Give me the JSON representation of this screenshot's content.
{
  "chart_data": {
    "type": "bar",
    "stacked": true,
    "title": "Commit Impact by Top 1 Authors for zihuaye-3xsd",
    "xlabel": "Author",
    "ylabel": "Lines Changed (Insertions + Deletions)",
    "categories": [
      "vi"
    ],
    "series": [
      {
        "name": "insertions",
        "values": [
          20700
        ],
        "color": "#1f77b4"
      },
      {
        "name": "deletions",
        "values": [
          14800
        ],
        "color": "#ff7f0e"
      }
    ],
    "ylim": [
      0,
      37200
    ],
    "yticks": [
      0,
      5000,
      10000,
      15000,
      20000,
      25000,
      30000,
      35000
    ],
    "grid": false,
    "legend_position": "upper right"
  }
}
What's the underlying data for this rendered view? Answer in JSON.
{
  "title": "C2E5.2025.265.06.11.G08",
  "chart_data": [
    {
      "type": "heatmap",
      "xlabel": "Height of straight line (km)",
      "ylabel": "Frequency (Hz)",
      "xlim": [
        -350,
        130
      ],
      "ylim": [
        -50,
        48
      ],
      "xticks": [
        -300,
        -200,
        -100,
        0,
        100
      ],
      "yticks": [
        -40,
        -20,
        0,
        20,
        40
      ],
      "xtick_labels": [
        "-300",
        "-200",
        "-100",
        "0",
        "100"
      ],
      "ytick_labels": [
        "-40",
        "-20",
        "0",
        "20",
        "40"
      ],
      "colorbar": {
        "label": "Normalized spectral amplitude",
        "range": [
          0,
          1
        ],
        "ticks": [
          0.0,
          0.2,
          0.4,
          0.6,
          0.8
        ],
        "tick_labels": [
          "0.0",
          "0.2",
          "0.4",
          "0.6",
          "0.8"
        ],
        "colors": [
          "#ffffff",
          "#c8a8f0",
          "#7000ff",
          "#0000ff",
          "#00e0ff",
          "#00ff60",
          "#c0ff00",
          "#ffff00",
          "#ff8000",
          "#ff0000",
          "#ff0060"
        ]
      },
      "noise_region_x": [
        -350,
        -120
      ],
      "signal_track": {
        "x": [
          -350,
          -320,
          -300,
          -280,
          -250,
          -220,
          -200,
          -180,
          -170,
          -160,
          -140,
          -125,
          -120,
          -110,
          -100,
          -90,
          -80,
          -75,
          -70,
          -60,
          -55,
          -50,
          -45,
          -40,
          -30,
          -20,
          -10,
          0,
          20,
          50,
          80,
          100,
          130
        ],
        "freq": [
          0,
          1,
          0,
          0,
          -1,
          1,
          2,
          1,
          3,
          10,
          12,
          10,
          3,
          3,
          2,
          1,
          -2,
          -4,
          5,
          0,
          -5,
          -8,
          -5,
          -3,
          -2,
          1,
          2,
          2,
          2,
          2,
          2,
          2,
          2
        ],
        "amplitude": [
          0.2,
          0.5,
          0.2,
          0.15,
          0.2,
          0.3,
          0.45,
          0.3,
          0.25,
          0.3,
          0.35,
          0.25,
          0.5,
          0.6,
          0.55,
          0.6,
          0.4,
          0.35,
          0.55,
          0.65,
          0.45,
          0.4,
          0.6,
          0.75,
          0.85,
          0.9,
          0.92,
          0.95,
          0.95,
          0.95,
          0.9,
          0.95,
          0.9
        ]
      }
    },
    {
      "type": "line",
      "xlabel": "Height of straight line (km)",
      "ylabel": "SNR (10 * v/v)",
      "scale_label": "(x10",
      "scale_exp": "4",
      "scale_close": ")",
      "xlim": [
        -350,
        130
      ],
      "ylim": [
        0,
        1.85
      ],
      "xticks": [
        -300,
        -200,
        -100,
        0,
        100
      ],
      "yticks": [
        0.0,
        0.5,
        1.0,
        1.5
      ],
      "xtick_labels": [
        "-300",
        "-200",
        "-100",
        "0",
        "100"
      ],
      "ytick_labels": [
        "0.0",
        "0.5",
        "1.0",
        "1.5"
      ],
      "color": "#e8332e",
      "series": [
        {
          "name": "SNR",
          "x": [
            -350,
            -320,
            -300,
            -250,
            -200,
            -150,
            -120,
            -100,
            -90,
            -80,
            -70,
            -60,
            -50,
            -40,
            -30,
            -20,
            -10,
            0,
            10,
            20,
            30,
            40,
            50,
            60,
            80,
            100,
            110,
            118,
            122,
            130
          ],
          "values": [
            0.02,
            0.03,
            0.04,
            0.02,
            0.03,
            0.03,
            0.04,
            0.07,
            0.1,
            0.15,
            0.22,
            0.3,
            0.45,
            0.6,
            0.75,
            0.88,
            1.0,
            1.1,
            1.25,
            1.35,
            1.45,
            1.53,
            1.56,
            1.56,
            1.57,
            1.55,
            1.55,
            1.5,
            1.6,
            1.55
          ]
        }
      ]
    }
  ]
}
-------
Check the records above line by line and tally those holding the string "amplitude". Answer with the number only.

:: Exercise response ::
2